[STATED EXERCISE]: Substitute "Account name" for "Username" in the lines starting at the one containing "List UI elements and their <box>x0" and ending at the one containing "y-tick-label: 400000 <box>999", changing nothing else. Give back only those lines, without the pictures.

[SOURCE RECORDS]:
□ □ □ □ □ □ □
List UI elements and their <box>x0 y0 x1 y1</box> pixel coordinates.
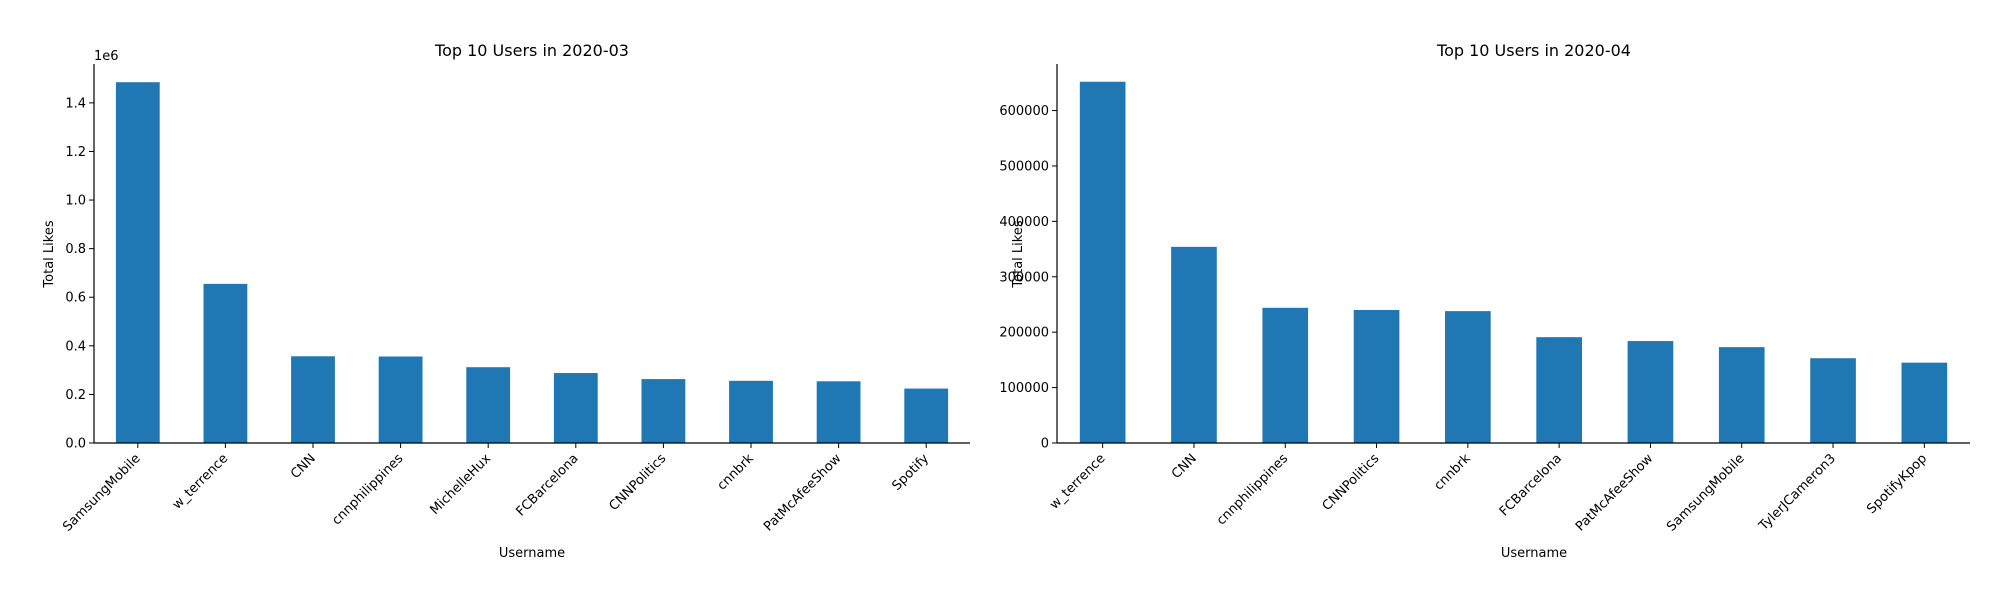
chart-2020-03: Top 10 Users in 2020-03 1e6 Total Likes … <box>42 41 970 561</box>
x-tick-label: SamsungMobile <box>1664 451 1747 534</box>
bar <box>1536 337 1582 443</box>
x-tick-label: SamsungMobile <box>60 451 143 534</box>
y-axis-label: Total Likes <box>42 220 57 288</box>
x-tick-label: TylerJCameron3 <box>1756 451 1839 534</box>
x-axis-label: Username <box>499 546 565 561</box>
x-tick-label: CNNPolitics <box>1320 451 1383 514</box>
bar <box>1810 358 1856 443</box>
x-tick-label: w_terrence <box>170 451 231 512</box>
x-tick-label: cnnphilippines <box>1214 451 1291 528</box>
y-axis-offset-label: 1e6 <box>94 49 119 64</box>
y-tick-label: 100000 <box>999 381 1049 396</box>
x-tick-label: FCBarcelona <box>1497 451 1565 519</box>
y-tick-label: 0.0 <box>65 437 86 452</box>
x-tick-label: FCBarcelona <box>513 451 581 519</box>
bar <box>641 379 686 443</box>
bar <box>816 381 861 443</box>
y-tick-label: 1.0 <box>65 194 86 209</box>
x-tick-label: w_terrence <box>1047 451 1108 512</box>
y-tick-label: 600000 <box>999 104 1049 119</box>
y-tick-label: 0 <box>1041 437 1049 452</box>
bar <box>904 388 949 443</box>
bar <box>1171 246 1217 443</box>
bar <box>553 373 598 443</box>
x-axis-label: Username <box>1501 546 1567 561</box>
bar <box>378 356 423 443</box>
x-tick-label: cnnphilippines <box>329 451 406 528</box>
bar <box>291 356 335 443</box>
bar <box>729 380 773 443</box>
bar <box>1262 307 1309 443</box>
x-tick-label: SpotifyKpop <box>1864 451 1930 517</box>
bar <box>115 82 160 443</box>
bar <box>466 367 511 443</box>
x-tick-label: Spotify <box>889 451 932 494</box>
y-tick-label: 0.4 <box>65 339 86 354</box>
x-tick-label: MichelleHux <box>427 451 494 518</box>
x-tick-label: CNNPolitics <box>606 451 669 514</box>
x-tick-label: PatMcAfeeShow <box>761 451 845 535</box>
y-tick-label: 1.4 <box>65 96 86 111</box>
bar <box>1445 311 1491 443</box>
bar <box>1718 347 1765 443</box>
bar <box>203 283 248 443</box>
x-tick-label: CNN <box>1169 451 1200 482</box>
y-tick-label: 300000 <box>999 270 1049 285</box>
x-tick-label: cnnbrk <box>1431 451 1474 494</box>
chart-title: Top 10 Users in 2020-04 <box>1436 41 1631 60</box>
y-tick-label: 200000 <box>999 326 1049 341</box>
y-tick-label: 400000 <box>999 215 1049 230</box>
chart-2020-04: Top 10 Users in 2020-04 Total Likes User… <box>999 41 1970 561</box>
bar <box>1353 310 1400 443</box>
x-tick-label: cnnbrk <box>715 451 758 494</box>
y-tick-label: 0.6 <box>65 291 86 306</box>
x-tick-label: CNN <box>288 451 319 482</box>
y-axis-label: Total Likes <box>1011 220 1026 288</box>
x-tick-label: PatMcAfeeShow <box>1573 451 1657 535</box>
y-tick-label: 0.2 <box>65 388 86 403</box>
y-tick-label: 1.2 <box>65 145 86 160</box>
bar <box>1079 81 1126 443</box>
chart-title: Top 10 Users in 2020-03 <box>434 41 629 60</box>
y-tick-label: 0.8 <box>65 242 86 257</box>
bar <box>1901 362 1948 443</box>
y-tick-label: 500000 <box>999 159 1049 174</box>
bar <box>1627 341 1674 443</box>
□ □ □ □ □ □ □
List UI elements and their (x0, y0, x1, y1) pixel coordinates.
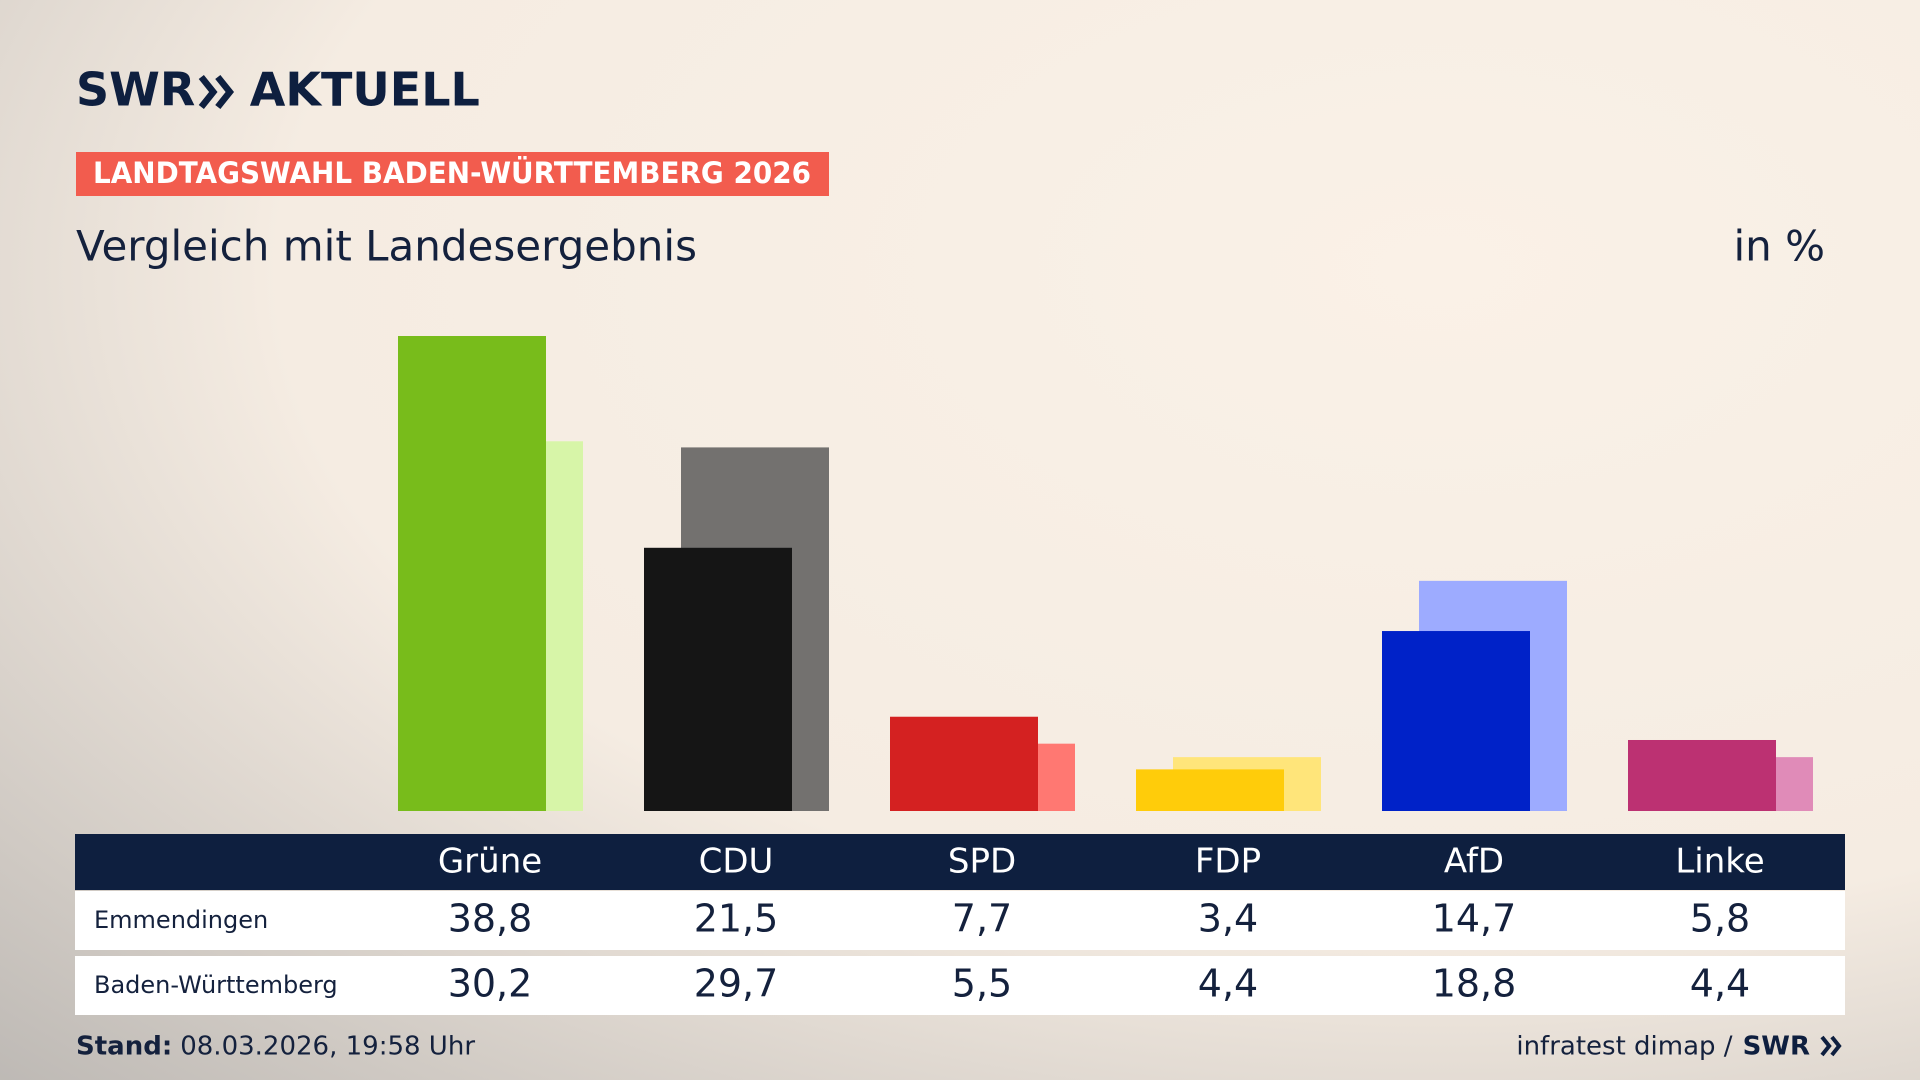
□ □ □ □ □ □ □
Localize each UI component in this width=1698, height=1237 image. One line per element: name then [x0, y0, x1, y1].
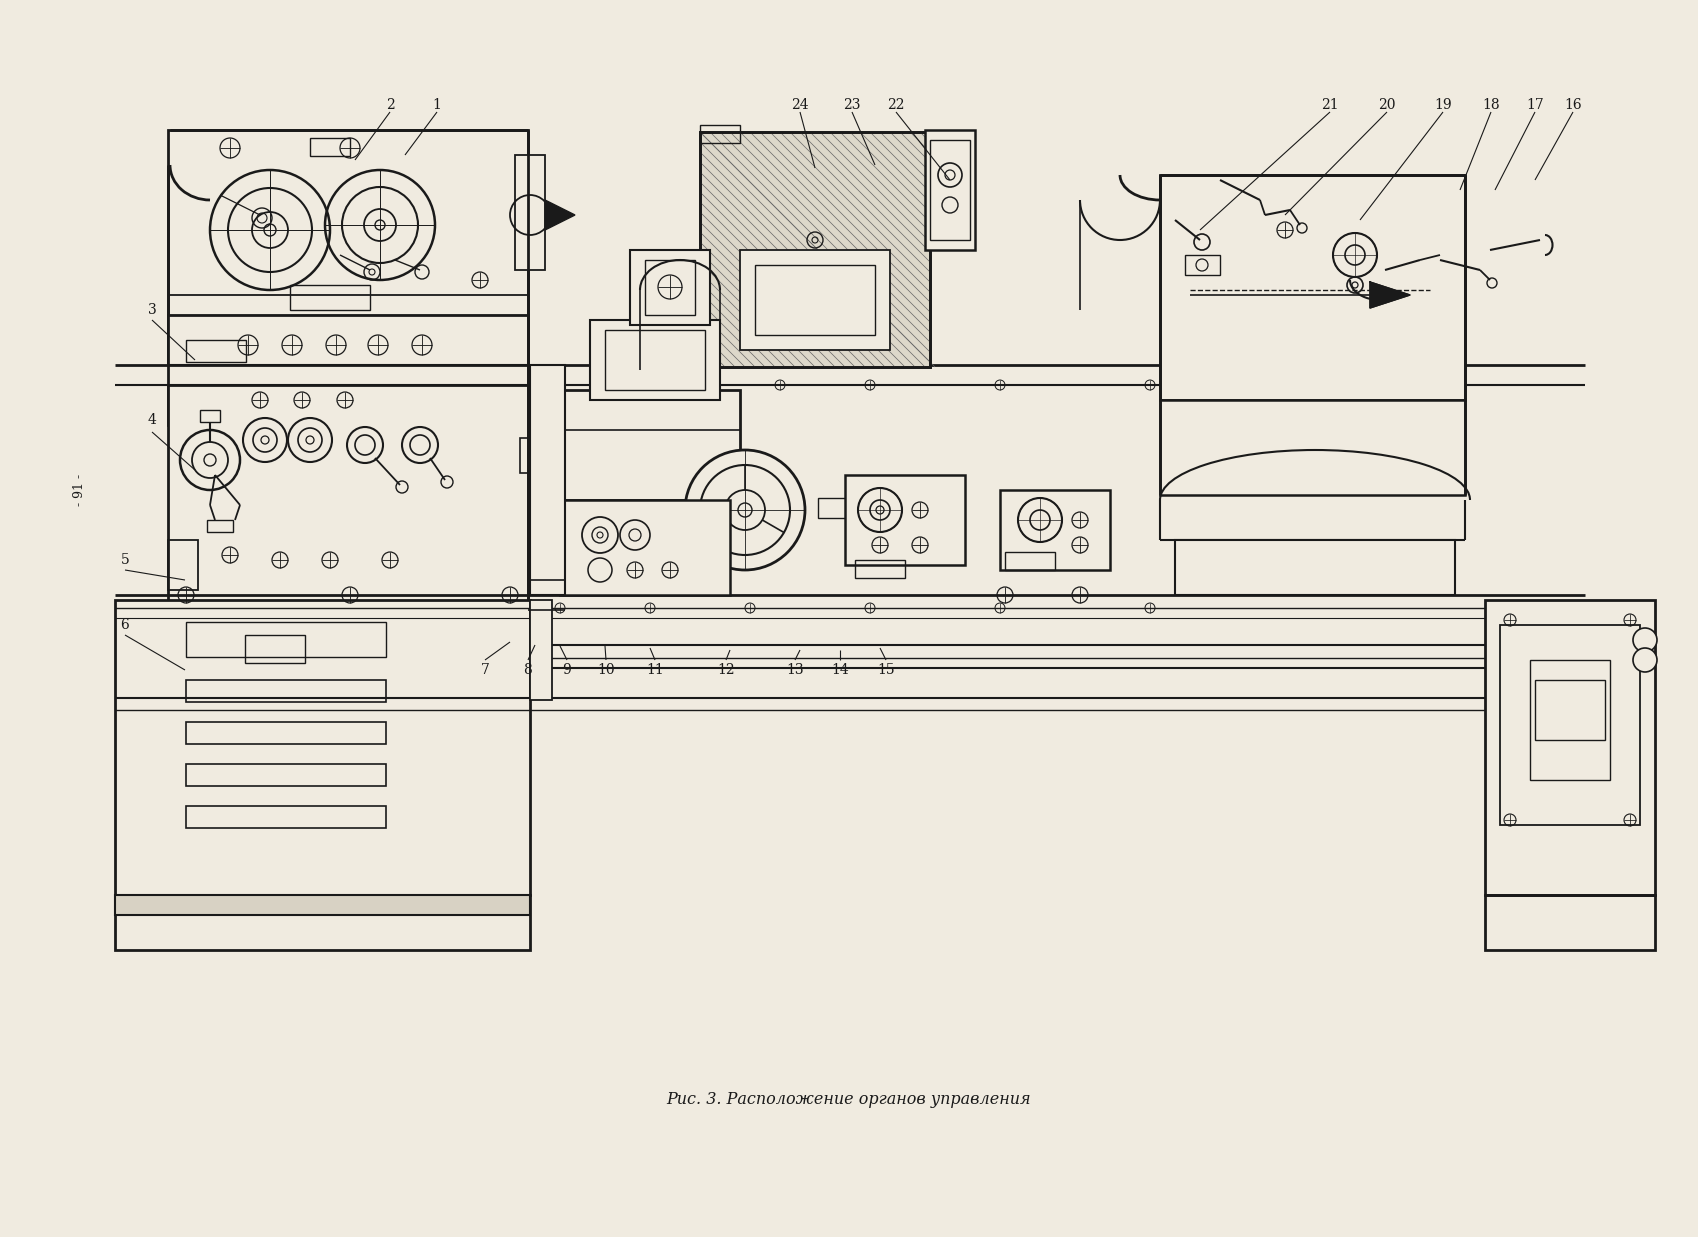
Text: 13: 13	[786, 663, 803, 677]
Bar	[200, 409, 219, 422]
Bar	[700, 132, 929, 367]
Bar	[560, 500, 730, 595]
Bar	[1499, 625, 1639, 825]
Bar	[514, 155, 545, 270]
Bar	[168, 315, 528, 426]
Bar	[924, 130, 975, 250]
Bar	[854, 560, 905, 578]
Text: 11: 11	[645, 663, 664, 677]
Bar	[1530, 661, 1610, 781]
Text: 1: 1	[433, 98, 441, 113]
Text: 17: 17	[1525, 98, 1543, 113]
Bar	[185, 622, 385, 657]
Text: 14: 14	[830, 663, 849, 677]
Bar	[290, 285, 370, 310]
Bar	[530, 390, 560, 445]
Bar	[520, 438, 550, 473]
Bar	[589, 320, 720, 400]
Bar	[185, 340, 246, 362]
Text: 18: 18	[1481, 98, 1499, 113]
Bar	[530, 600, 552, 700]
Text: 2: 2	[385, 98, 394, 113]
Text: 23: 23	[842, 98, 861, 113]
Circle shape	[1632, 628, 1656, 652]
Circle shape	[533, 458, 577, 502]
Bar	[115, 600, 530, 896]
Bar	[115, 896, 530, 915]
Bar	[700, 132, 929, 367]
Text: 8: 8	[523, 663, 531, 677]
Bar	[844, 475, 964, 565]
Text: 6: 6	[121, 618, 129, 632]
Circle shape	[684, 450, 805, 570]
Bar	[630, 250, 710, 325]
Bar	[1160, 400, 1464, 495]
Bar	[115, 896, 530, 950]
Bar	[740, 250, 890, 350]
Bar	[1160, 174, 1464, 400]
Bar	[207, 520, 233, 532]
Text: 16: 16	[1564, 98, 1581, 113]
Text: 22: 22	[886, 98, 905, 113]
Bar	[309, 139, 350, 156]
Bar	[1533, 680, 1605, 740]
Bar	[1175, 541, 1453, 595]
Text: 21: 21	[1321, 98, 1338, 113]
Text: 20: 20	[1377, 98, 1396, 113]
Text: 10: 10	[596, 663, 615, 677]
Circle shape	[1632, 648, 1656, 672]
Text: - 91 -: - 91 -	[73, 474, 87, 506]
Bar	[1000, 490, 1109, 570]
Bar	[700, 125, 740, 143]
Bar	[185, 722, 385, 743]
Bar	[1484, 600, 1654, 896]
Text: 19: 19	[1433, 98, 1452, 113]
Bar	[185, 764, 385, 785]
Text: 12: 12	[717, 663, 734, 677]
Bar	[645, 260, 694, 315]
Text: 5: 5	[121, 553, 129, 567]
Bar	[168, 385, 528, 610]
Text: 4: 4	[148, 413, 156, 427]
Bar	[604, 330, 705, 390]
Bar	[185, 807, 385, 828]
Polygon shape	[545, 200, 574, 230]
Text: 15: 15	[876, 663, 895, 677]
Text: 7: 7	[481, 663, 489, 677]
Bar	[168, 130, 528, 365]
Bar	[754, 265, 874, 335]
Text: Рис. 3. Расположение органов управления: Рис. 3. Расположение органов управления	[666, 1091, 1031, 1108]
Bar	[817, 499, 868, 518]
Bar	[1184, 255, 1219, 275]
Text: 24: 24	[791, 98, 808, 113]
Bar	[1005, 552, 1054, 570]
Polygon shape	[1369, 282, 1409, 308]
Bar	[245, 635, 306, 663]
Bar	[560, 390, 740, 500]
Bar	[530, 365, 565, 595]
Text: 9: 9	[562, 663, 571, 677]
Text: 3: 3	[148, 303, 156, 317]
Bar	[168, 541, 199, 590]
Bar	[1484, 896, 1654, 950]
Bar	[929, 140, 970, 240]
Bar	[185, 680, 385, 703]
□ □ □ □ □ □ □
[TASK SOLUTION]:
List UI elements and their <box>x0 y0 x1 y1</box> pixel coordinates.
chart-2020-03: Top 10 Users in 2020-03 1e6 Total Likes … <box>42 41 970 561</box>
x-tick-label: SamsungMobile <box>1664 451 1747 534</box>
bar <box>1536 337 1582 443</box>
x-tick-label: SamsungMobile <box>60 451 143 534</box>
y-axis-label: Total Likes <box>42 220 57 288</box>
x-tick-label: TylerJCameron3 <box>1756 451 1839 534</box>
x-axis-label: Account name <box>499 546 565 561</box>
x-tick-label: CNNPolitics <box>1320 451 1383 514</box>
bar <box>1810 358 1856 443</box>
x-tick-label: w_terrence <box>170 451 231 512</box>
x-tick-label: cnnphilippines <box>1214 451 1291 528</box>
y-axis-offset-label: 1e6 <box>94 49 119 64</box>
y-tick-label: 100000 <box>999 381 1049 396</box>
x-tick-label: FCBarcelona <box>1497 451 1565 519</box>
y-tick-label: 0.0 <box>65 437 86 452</box>
x-tick-label: FCBarcelona <box>513 451 581 519</box>
bar <box>641 379 686 443</box>
bar <box>816 381 861 443</box>
y-tick-label: 1.0 <box>65 194 86 209</box>
x-tick-label: w_terrence <box>1047 451 1108 512</box>
y-tick-label: 600000 <box>999 104 1049 119</box>
y-tick-label: 0 <box>1041 437 1049 452</box>
bar <box>904 388 949 443</box>
bar <box>1171 246 1217 443</box>
bar <box>553 373 598 443</box>
x-axis-label: Account name <box>1501 546 1567 561</box>
bar <box>378 356 423 443</box>
x-tick-label: cnnphilippines <box>329 451 406 528</box>
bar <box>291 356 335 443</box>
bar <box>729 380 773 443</box>
bar <box>1262 307 1309 443</box>
x-tick-label: SpotifyKpop <box>1864 451 1930 517</box>
bar <box>115 82 160 443</box>
bar <box>466 367 511 443</box>
x-tick-label: Spotify <box>889 451 932 494</box>
y-tick-label: 0.4 <box>65 339 86 354</box>
x-tick-label: MichelleHux <box>427 451 494 518</box>
x-tick-label: CNNPolitics <box>606 451 669 514</box>
x-tick-label: PatMcAfeeShow <box>761 451 845 535</box>
y-tick-label: 1.4 <box>65 96 86 111</box>
bar <box>1445 311 1491 443</box>
bar <box>1718 347 1765 443</box>
bar <box>203 283 248 443</box>
x-tick-label: CNN <box>1169 451 1200 482</box>
y-tick-label: 300000 <box>999 270 1049 285</box>
x-tick-label: cnnbrk <box>1431 451 1474 494</box>
chart-title: Top 10 Users in 2020-04 <box>1436 41 1631 60</box>
y-tick-label: 200000 <box>999 326 1049 341</box>
y-tick-label: 400000 <box>999 215 1049 230</box>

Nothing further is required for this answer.